**GIVEN INSTRUCTION**
Images appear in the records below; leave them out and repeat everything else exactly.
____
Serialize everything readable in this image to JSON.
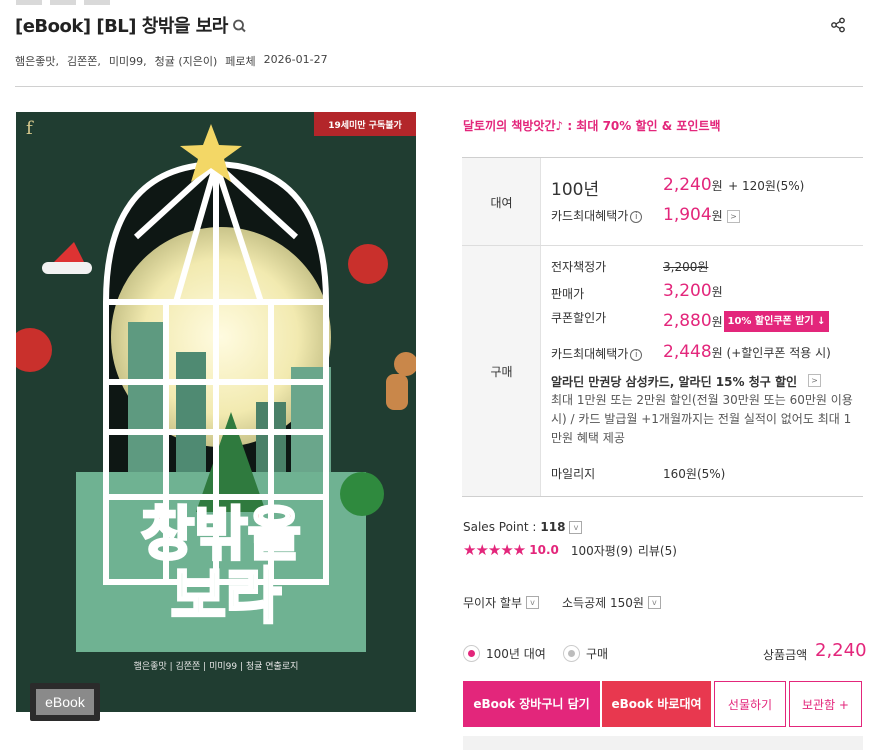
{
  "header": {
    "title": "[eBook] [BL] 창밖을 보라",
    "meta": [
      "햄은좋맛,",
      "김쫀쫀,",
      "미미99,",
      "청귤 (지은이)",
      "페로체",
      "2026-01-27"
    ]
  },
  "cover": {
    "age_badge": "19세미만 구독불가",
    "title_line1": "창밖을",
    "title_line2": "보라",
    "authors": "햄은좋맛 | 김쫀쫀 | 미미99 | 청귤 연출로지",
    "publisher_mark": "f",
    "format_tag": "eBook"
  },
  "promo": "달토끼의 책방앗간♪ : 최대 70% 할인 & 포인트백",
  "rental": {
    "section_label": "대여",
    "period": "100년",
    "price": "2,240",
    "price_unit": "원",
    "points": "+ 120원(5%)",
    "card_label": "카드최대혜택가",
    "card_price": "1,904",
    "card_unit": "원"
  },
  "purchase": {
    "section_label": "구매",
    "list_label": "전자책정가",
    "list_price": "3,200원",
    "sale_label": "판매가",
    "sale_price": "3,200",
    "coupon_label": "쿠폰할인가",
    "coupon_price": "2,880",
    "coupon_button": "10% 할인쿠폰 받기 ↓",
    "card_label": "카드최대혜택가",
    "card_price": "2,448",
    "card_note": "원 (+할인쿠폰 적용 시)",
    "unit": "원",
    "card_promo_title": "알라딘 만권당 삼성카드, 알라딘 15% 청구 할인",
    "card_promo_desc": "최대 1만원 또는 2만원 할인(전월 30만원 또는 60만원 이용 시) / 카드 발급월 +1개월까지는 전월 실적이 없어도 최대 1만원 혜택 제공",
    "mileage_label": "마일리지",
    "mileage_value": "160원(5%)"
  },
  "sales": {
    "label": "Sales Point :",
    "value": "118",
    "stars": "★★★★★",
    "rating": "10.0",
    "reviews_count": "100자평(9)",
    "reviews": "리뷰(5)"
  },
  "options": {
    "installment": "무이자 할부",
    "deduction": "소득공제 150원"
  },
  "order": {
    "radio_rent": "100년 대여",
    "radio_buy": "구매",
    "total_label": "상품금액",
    "total_value": "2,240"
  },
  "buttons": {
    "cart": "eBook 장바구니 담기",
    "rent_now": "eBook 바로대여",
    "gift": "선물하기",
    "save": "보관함 +"
  },
  "colors": {
    "accent": "#e3267b",
    "rent_button": "#e8384f"
  }
}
____
**RESULT OF THE EXERCISE**
Serialize everything readable in this image to JSON.
{
  "header": {
    "title": "[eBook] [BL] 창밖을 보라",
    "meta": [
      "햄은좋맛,",
      "김쫀쫀,",
      "미미99,",
      "청귤 (지은이)",
      "페로체",
      "2026-01-27"
    ]
  },
  "cover": {
    "age_badge": "19세미만 구독불가",
    "title_line1": "창밖을",
    "title_line2": "보라",
    "authors": "햄은좋맛 | 김쫀쫀 | 미미99 | 청귤 연출로지",
    "publisher_mark": "f",
    "format_tag": "eBook"
  },
  "promo": "달토끼의 책방앗간♪ : 최대 70% 할인 & 포인트백",
  "rental": {
    "section_label": "대여",
    "period": "100년",
    "price": "2,240",
    "price_unit": "원",
    "points": "+ 120원(5%)",
    "card_label": "카드최대혜택가",
    "card_price": "1,904",
    "card_unit": "원"
  },
  "purchase": {
    "section_label": "구매",
    "list_label": "전자책정가",
    "list_price": "3,200원",
    "sale_label": "판매가",
    "sale_price": "3,200",
    "coupon_label": "쿠폰할인가",
    "coupon_price": "2,880",
    "coupon_button": "10% 할인쿠폰 받기 ↓",
    "card_label": "카드최대혜택가",
    "card_price": "2,448",
    "card_note": "원 (+할인쿠폰 적용 시)",
    "unit": "원",
    "card_promo_title": "알라딘 만권당 삼성카드, 알라딘 15% 청구 할인",
    "card_promo_desc": "최대 1만원 또는 2만원 할인(전월 30만원 또는 60만원 이용 시) / 카드 발급월 +1개월까지는 전월 실적이 없어도 최대 1만원 혜택 제공",
    "mileage_label": "마일리지",
    "mileage_value": "160원(5%)"
  },
  "sales": {
    "label": "Sales Point :",
    "value": "118",
    "stars": "★★★★★",
    "rating": "10.0",
    "reviews_count": "100자평(9)",
    "reviews": "리뷰(5)"
  },
  "options": {
    "installment": "무이자 할부",
    "deduction": "소득공제 150원"
  },
  "order": {
    "radio_rent": "100년 대여",
    "radio_buy": "구매",
    "total_label": "상품금액",
    "total_value": "2,240"
  },
  "buttons": {
    "cart": "eBook 장바구니 담기",
    "rent_now": "eBook 바로대여",
    "gift": "선물하기",
    "save": "보관함 +"
  },
  "colors": {
    "accent": "#e3267b",
    "rent_button": "#e8384f"
  }
}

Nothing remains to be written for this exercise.